• [Short exercise]:
Set down the full listing exactly as given. Any pictures are to be left out.

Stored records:
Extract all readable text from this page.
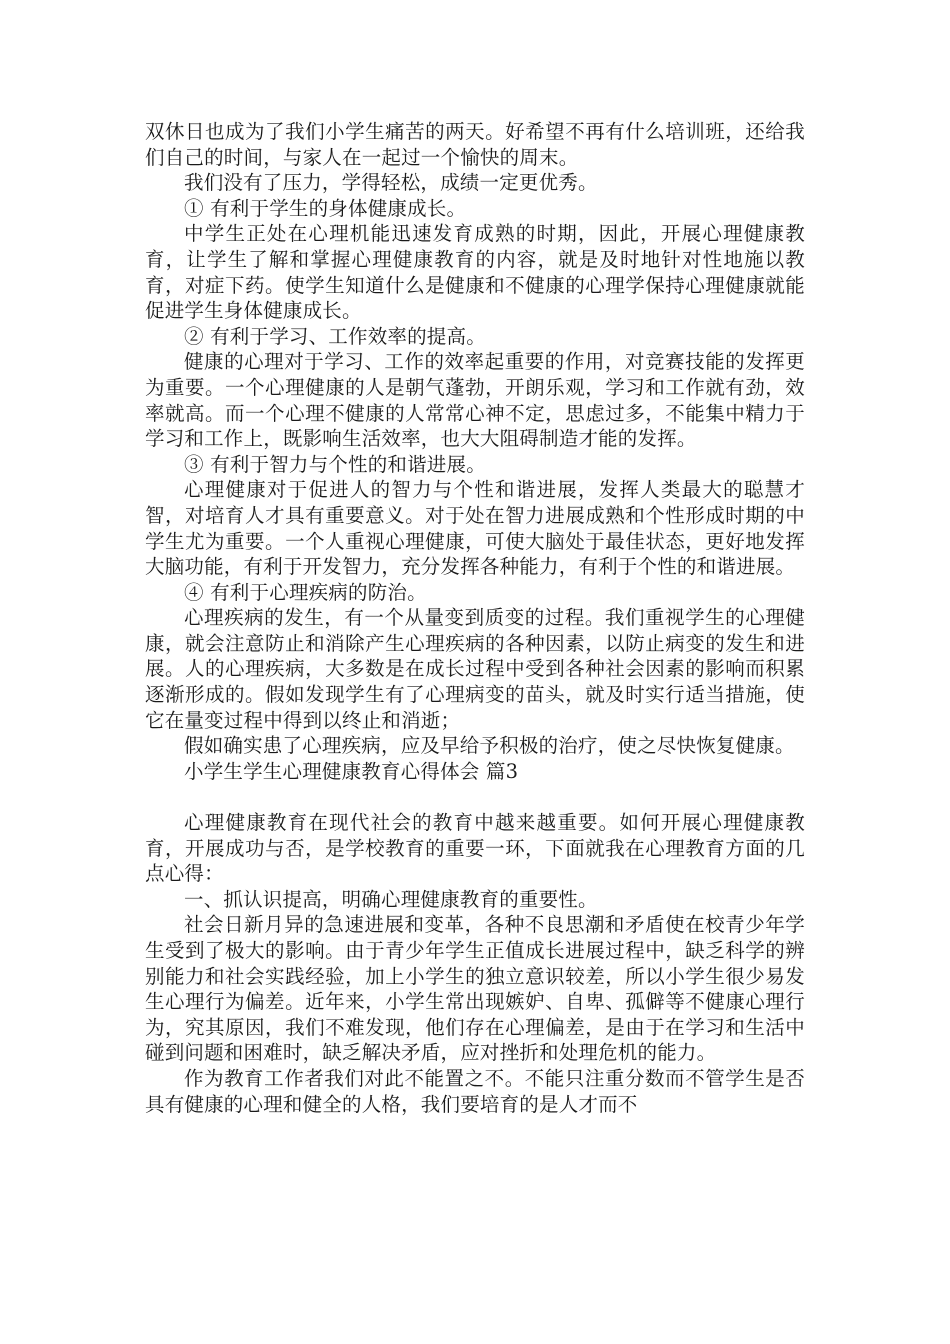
双休日也成为了我们小学生痛苦的两天。好希望不再有什么培训班，还给我们自己的时间，与家人在一起过一个愉快的周末。

我们没有了压力，学得轻松，成绩一定更优秀。

① 有利于学生的身体健康成长。

中学生正处在心理机能迅速发育成熟的时期，因此，开展心理健康教育，让学生了解和掌握心理健康教育的内容，就是及时地针对性地施以教育，对症下药。使学生知道什么是健康和不健康的心理学保持心理健康就能促进学生身体健康成长。

② 有利于学习、工作效率的提高。

健康的心理对于学习、工作的效率起重要的作用，对竞赛技能的发挥更为重要。一个心理健康的人是朝气蓬勃，开朗乐观，学习和工作就有劲，效率就高。而一个心理不健康的人常常心神不定，思虑过多，不能集中精力于学习和工作上，既影响生活效率，也大大阻碍制造才能的发挥。

③ 有利于智力与个性的和谐进展。

心理健康对于促进人的智力与个性和谐进展，发挥人类最大的聪慧才智，对培育人才具有重要意义。对于处在智力进展成熟和个性形成时期的中学生尤为重要。一个人重视心理健康，可使大脑处于最佳状态，更好地发挥大脑功能，有利于开发智力，充分发挥各种能力，有利于个性的和谐进展。

④ 有利于心理疾病的防治。

心理疾病的发生，有一个从量变到质变的过程。我们重视学生的心理健康，就会注意防止和消除产生心理疾病的各种因素，以防止病变的发生和进展。人的心理疾病，大多数是在成长过程中受到各种社会因素的影响而积累逐渐形成的。假如发现学生有了心理病变的苗头，就及时实行适当措施，使它在量变过程中得到以终止和消逝；

假如确实患了心理疾病，应及早给予积极的治疗，使之尽快恢复健康。

小学生学生心理健康教育心得体会 篇3

心理健康教育在现代社会的教育中越来越重要。如何开展心理健康教育，开展成功与否，是学校教育的重要一环，下面就我在心理教育方面的几点心得：

一、抓认识提高，明确心理健康教育的重要性。

社会日新月异的急速进展和变革，各种不良思潮和矛盾使在校青少年学生受到了极大的影响。由于青少年学生正值成长进展过程中，缺乏科学的辨别能力和社会实践经验，加上小学生的独立意识较差，所以小学生很少易发生心理行为偏差。近年来，小学生常出现嫉妒、自卑、孤僻等不健康心理行为，究其原因，我们不难发现，他们存在心理偏差，是由于在学习和生活中碰到问题和困难时，缺乏解决矛盾，应对挫折和处理危机的能力。

作为教育工作者我们对此不能置之不。不能只注重分数而不管学生是否具有健康的心理和健全的人格，我们要培育的是人才而不
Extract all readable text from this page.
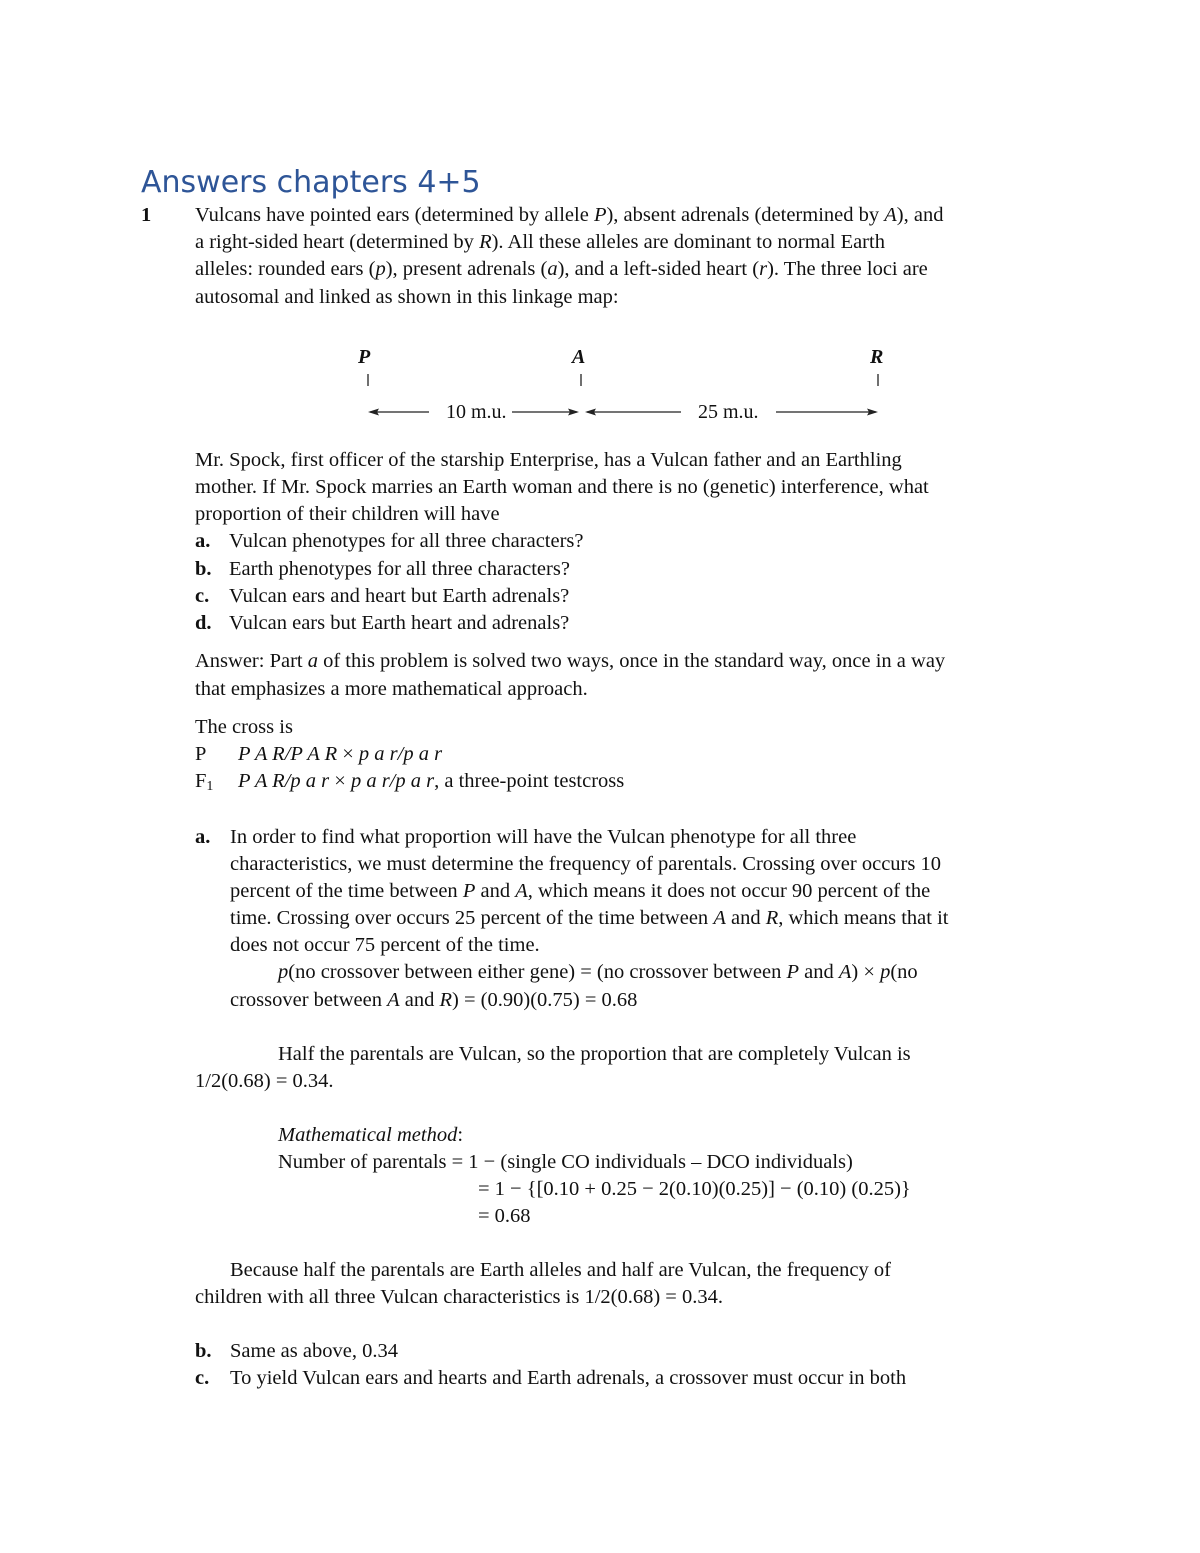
Answers chapters 4+5
1 Vulcans have pointed ears (determined by allele P), absent adrenals (determined by A), and
a right-sided heart (determined by R). All these alleles are dominant to normal Earth
alleles: rounded ears (p), present adrenals (a), and a left-sided heart (r). The three loci are
autosomal and linked as shown in this linkage map:
P	A	R
10 m.u.	25 m.u.
Mr. Spock, first officer of the starship Enterprise, has a Vulcan father and an Earthling
mother. If Mr. Spock marries an Earth woman and there is no (genetic) interference, what
proportion of their children will have
a. Vulcan phenotypes for all three characters?
b. Earth phenotypes for all three characters?
c. Vulcan ears and heart but Earth adrenals?
d. Vulcan ears but Earth heart and adrenals?
Answer: Part a of this problem is solved two ways, once in the standard way, once in a way
that emphasizes a more mathematical approach.
The cross is
P P A R/P A R × p a r/p a r
$F_1$ P A R/p a r × p a r/p a r, a three-point testcross
a. In order to find what proportion will have the Vulcan phenotype for all three
characteristics, we must determine the frequency of parentals. Crossing over occurs 10
percent of the time between P and A, which means it does not occur 90 percent of the
time. Crossing over occurs 25 percent of the time between A and R, which means that it
does not occur 75 percent of the time.
p(no crossover between either gene) = (no crossover between P and A) × p(no
crossover between A and R) = (0.90)(0.75) = 0.68
Half the parentals are Vulcan, so the proportion that are completely Vulcan is
1/2(0.68) = 0.34.
Mathematical method:
Number of parentals = 1 − (single CO individuals – DCO individuals)
= 1 − {[0.10 + 0.25 − 2(0.10)(0.25)] − (0.10) (0.25)}
= 0.68
Because half the parentals are Earth alleles and half are Vulcan, the frequency of
children with all three Vulcan characteristics is 1/2(0.68) = 0.34.
b. Same as above, 0.34
c. To yield Vulcan ears and hearts and Earth adrenals, a crossover must occur in both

• [Completed exercise]:
Extract all readable text from this page.
双休日也成为了我们小学生痛苦的两天。好希望不再有什么培训班，还给我们自己的时间，与家人在一起过一个愉快的周末。

我们没有了压力，学得轻松，成绩一定更优秀。

① 有利于学生的身体健康成长。

中学生正处在心理机能迅速发育成熟的时期，因此，开展心理健康教育，让学生了解和掌握心理健康教育的内容，就是及时地针对性地施以教育，对症下药。使学生知道什么是健康和不健康的心理学保持心理健康就能促进学生身体健康成长。

② 有利于学习、工作效率的提高。

健康的心理对于学习、工作的效率起重要的作用，对竞赛技能的发挥更为重要。一个心理健康的人是朝气蓬勃，开朗乐观，学习和工作就有劲，效率就高。而一个心理不健康的人常常心神不定，思虑过多，不能集中精力于学习和工作上，既影响生活效率，也大大阻碍制造才能的发挥。

③ 有利于智力与个性的和谐进展。

心理健康对于促进人的智力与个性和谐进展，发挥人类最大的聪慧才智，对培育人才具有重要意义。对于处在智力进展成熟和个性形成时期的中学生尤为重要。一个人重视心理健康，可使大脑处于最佳状态，更好地发挥大脑功能，有利于开发智力，充分发挥各种能力，有利于个性的和谐进展。

④ 有利于心理疾病的防治。

心理疾病的发生，有一个从量变到质变的过程。我们重视学生的心理健康，就会注意防止和消除产生心理疾病的各种因素，以防止病变的发生和进展。人的心理疾病，大多数是在成长过程中受到各种社会因素的影响而积累逐渐形成的。假如发现学生有了心理病变的苗头，就及时实行适当措施，使它在量变过程中得到以终止和消逝；

假如确实患了心理疾病，应及早给予积极的治疗，使之尽快恢复健康。

小学生学生心理健康教育心得体会 篇3

心理健康教育在现代社会的教育中越来越重要。如何开展心理健康教育，开展成功与否，是学校教育的重要一环，下面就我在心理教育方面的几点心得：

一、抓认识提高，明确心理健康教育的重要性。

社会日新月异的急速进展和变革，各种不良思潮和矛盾使在校青少年学生受到了极大的影响。由于青少年学生正值成长进展过程中，缺乏科学的辨别能力和社会实践经验，加上小学生的独立意识较差，所以小学生很少易发生心理行为偏差。近年来，小学生常出现嫉妒、自卑、孤僻等不健康心理行为，究其原因，我们不难发现，他们存在心理偏差，是由于在学习和生活中碰到问题和困难时，缺乏解决矛盾，应对挫折和处理危机的能力。

作为教育工作者我们对此不能置之不。不能只注重分数而不管学生是否具有健康的心理和健全的人格，我们要培育的是人才而不
Extract all readable text from this page.
Answers chapters 4+5
1 Vulcans have pointed ears (determined by allele P), absent adrenals (determined by A), and
a right-sided heart (determined by R). All these alleles are dominant to normal Earth
alleles: rounded ears (p), present adrenals (a), and a left-sided heart (r). The three loci are
autosomal and linked as shown in this linkage map:
P	A	R
10 m.u.	25 m.u.
Mr. Spock, first officer of the starship Enterprise, has a Vulcan father and an Earthling
mother. If Mr. Spock marries an Earth woman and there is no (genetic) interference, what
proportion of their children will have
a. Vulcan phenotypes for all three characters?
b. Earth phenotypes for all three characters?
c. Vulcan ears and heart but Earth adrenals?
d. Vulcan ears but Earth heart and adrenals?
Answer: Part a of this problem is solved two ways, once in the standard way, once in a way
that emphasizes a more mathematical approach.
The cross is
P P A R/P A R × p a r/p a r
$F_1$ P A R/p a r × p a r/p a r, a three-point testcross
a. In order to find what proportion will have the Vulcan phenotype for all three
characteristics, we must determine the frequency of parentals. Crossing over occurs 10
percent of the time between P and A, which means it does not occur 90 percent of the
time. Crossing over occurs 25 percent of the time between A and R, which means that it
does not occur 75 percent of the time.
p(no crossover between either gene) = (no crossover between P and A) × p(no
crossover between A and R) = (0.90)(0.75) = 0.68
Half the parentals are Vulcan, so the proportion that are completely Vulcan is
1/2(0.68) = 0.34.
Mathematical method:
Number of parentals = 1 − (single CO individuals – DCO individuals)
= 1 − {[0.10 + 0.25 − 2(0.10)(0.25)] − (0.10) (0.25)}
= 0.68
Because half the parentals are Earth alleles and half are Vulcan, the frequency of
children with all three Vulcan characteristics is 1/2(0.68) = 0.34.
b. Same as above, 0.34
c. To yield Vulcan ears and hearts and Earth adrenals, a crossover must occur in both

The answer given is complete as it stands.